(Rows from a dataset)
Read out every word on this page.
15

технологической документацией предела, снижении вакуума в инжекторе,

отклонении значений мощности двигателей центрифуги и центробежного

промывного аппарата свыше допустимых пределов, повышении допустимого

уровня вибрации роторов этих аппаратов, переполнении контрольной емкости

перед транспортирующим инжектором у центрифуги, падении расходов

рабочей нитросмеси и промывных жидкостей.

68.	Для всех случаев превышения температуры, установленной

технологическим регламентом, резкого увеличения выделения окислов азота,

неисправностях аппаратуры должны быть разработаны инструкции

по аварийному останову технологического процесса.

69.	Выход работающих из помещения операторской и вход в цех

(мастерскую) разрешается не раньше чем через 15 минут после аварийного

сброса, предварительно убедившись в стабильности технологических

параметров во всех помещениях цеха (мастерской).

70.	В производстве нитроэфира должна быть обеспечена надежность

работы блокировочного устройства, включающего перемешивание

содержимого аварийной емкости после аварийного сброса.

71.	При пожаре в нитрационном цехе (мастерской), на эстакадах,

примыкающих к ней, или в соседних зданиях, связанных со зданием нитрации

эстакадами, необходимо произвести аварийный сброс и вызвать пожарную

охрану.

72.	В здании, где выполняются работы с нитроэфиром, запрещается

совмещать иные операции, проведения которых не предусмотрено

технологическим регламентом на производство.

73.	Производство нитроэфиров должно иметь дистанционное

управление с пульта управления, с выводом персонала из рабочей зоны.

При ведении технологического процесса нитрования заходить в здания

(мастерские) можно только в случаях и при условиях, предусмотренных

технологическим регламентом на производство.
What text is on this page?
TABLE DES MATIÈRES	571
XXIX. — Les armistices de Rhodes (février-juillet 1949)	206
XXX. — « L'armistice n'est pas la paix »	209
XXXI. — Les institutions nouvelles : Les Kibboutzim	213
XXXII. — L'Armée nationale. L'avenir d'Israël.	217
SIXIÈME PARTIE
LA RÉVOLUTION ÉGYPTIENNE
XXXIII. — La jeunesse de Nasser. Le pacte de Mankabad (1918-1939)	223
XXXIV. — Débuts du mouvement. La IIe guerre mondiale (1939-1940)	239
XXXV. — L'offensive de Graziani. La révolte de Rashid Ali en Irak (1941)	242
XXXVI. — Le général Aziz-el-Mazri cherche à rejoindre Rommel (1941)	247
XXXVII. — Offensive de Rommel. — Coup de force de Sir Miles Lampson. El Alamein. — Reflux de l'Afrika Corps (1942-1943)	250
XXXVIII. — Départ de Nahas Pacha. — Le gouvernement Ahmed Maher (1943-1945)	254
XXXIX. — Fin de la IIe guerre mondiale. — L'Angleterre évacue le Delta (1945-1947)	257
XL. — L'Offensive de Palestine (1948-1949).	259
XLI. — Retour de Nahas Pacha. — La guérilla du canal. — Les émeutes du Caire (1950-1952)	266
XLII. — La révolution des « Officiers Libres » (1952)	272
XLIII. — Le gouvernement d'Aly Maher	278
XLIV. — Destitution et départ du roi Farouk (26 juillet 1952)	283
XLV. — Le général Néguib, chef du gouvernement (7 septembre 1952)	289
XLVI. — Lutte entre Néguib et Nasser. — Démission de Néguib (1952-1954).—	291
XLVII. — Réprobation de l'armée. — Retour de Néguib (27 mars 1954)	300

• WHAT IS NEEDED
Transcribe every line of the data, exactly as it stands.

• RIGHT ANSWER
Read out every word on this page.
15

технологической документацией предела, снижении вакуума в инжекторе,

отклонении значений мощности двигателей центрифуги и центробежного

промывного аппарата свыше допустимых пределов, повышении допустимого

уровня вибрации роторов этих аппаратов, переполнении контрольной емкости

перед транспортирующим инжектором у центрифуги, падении расходов

рабочей нитросмеси и промывных жидкостей.

68.	Для всех случаев превышения температуры, установленной

технологическим регламентом, резкого увеличения выделения окислов азота,

неисправностях аппаратуры должны быть разработаны инструкции

по аварийному останову технологического процесса.

69.	Выход работающих из помещения операторской и вход в цех

(мастерскую) разрешается не раньше чем через 15 минут после аварийного

сброса, предварительно убедившись в стабильности технологических

параметров во всех помещениях цеха (мастерской).

70.	В производстве нитроэфира должна быть обеспечена надежность

работы блокировочного устройства, включающего перемешивание

содержимого аварийной емкости после аварийного сброса.

71.	При пожаре в нитрационном цехе (мастерской), на эстакадах,

примыкающих к ней, или в соседних зданиях, связанных со зданием нитрации

эстакадами, необходимо произвести аварийный сброс и вызвать пожарную

охрану.

72.	В здании, где выполняются работы с нитроэфиром, запрещается

совмещать иные операции, проведения которых не предусмотрено

технологическим регламентом на производство.

73.	Производство нитроэфиров должно иметь дистанционное

управление с пульта управления, с выводом персонала из рабочей зоны.

При ведении технологического процесса нитрования заходить в здания

(мастерские) можно только в случаях и при условиях, предусмотренных

технологическим регламентом на производство.
What text is on this page?
TABLE DES MATIÈRES	571
XXIX. — Les armistices de Rhodes (février-juillet 1949)	206
XXX. — « L'armistice n'est pas la paix »	209
XXXI. — Les institutions nouvelles : Les Kibboutzim	213
XXXII. — L'Armée nationale. L'avenir d'Israël.	217
SIXIÈME PARTIE
LA RÉVOLUTION ÉGYPTIENNE
XXXIII. — La jeunesse de Nasser. Le pacte de Mankabad (1918-1939)	223
XXXIV. — Débuts du mouvement. La IIe guerre mondiale (1939-1940)	239
XXXV. — L'offensive de Graziani. La révolte de Rashid Ali en Irak (1941)	242
XXXVI. — Le général Aziz-el-Mazri cherche à rejoindre Rommel (1941)	247
XXXVII. — Offensive de Rommel. — Coup de force de Sir Miles Lampson. El Alamein. — Reflux de l'Afrika Corps (1942-1943)	250
XXXVIII. — Départ de Nahas Pacha. — Le gouvernement Ahmed Maher (1943-1945)	254
XXXIX. — Fin de la IIe guerre mondiale. — L'Angleterre évacue le Delta (1945-1947)	257
XL. — L'Offensive de Palestine (1948-1949).	259
XLI. — Retour de Nahas Pacha. — La guérilla du canal. — Les émeutes du Caire (1950-1952)	266
XLII. — La révolution des « Officiers Libres » (1952)	272
XLIII. — Le gouvernement d'Aly Maher	278
XLIV. — Destitution et départ du roi Farouk (26 juillet 1952)	283
XLV. — Le général Néguib, chef du gouvernement (7 septembre 1952)	289
XLVI. — Lutte entre Néguib et Nasser. — Démission de Néguib (1952-1954).—	291
XLVII. — Réprobation de l'armée. — Retour de Néguib (27 mars 1954)	300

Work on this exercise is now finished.